** START ENTRIES SUPPLIED **

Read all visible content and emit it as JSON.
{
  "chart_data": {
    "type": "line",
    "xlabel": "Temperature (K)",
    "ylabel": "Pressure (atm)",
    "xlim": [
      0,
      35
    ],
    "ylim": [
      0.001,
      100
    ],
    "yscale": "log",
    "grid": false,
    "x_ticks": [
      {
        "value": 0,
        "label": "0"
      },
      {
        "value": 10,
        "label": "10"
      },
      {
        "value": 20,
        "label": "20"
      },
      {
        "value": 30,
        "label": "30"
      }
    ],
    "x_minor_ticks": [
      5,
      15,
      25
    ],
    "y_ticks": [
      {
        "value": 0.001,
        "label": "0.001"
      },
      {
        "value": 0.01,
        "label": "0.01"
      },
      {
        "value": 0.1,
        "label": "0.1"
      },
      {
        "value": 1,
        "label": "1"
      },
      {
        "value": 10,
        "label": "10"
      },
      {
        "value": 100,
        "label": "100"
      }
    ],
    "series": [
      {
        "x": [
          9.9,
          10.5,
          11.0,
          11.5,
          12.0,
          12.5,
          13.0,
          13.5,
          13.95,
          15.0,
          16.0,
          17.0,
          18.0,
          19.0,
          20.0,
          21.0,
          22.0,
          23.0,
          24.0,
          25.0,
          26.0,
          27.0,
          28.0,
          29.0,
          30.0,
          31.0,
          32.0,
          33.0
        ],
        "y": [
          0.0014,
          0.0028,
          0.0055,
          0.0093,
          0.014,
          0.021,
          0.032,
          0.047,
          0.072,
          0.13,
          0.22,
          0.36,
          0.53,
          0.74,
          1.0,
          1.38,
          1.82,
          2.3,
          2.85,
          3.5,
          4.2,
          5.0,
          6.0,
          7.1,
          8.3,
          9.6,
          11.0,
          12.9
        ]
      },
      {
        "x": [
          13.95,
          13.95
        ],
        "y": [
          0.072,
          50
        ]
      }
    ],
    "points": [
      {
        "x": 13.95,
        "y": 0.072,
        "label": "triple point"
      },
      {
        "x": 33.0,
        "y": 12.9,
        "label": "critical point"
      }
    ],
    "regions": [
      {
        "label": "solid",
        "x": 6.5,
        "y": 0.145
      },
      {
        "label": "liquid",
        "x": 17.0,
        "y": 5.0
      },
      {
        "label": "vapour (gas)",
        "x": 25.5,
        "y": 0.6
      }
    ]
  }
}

** END ENTRIES SUPPLIED **

PROBLEM STATEMENT:
Print all of the entries again, exactly as written.

FINISHED ANSWER:
Read all visible content and emit it as JSON.
{
  "chart_data": {
    "type": "line",
    "xlabel": "Temperature (K)",
    "ylabel": "Pressure (atm)",
    "xlim": [
      0,
      35
    ],
    "ylim": [
      0.001,
      100
    ],
    "yscale": "log",
    "grid": false,
    "x_ticks": [
      {
        "value": 0,
        "label": "0"
      },
      {
        "value": 10,
        "label": "10"
      },
      {
        "value": 20,
        "label": "20"
      },
      {
        "value": 30,
        "label": "30"
      }
    ],
    "x_minor_ticks": [
      5,
      15,
      25
    ],
    "y_ticks": [
      {
        "value": 0.001,
        "label": "0.001"
      },
      {
        "value": 0.01,
        "label": "0.01"
      },
      {
        "value": 0.1,
        "label": "0.1"
      },
      {
        "value": 1,
        "label": "1"
      },
      {
        "value": 10,
        "label": "10"
      },
      {
        "value": 100,
        "label": "100"
      }
    ],
    "series": [
      {
        "x": [
          9.9,
          10.5,
          11.0,
          11.5,
          12.0,
          12.5,
          13.0,
          13.5,
          13.95,
          15.0,
          16.0,
          17.0,
          18.0,
          19.0,
          20.0,
          21.0,
          22.0,
          23.0,
          24.0,
          25.0,
          26.0,
          27.0,
          28.0,
          29.0,
          30.0,
          31.0,
          32.0,
          33.0
        ],
        "y": [
          0.0014,
          0.0028,
          0.0055,
          0.0093,
          0.014,
          0.021,
          0.032,
          0.047,
          0.072,
          0.13,
          0.22,
          0.36,
          0.53,
          0.74,
          1.0,
          1.38,
          1.82,
          2.3,
          2.85,
          3.5,
          4.2,
          5.0,
          6.0,
          7.1,
          8.3,
          9.6,
          11.0,
          12.9
        ]
      },
      {
        "x": [
          13.95,
          13.95
        ],
        "y": [
          0.072,
          50
        ]
      }
    ],
    "points": [
      {
        "x": 13.95,
        "y": 0.072,
        "label": "triple point"
      },
      {
        "x": 33.0,
        "y": 12.9,
        "label": "critical point"
      }
    ],
    "regions": [
      {
        "label": "solid",
        "x": 6.5,
        "y": 0.145
      },
      {
        "label": "liquid",
        "x": 17.0,
        "y": 5.0
      },
      {
        "label": "vapour (gas)",
        "x": 25.5,
        "y": 0.6
      }
    ]
  }
}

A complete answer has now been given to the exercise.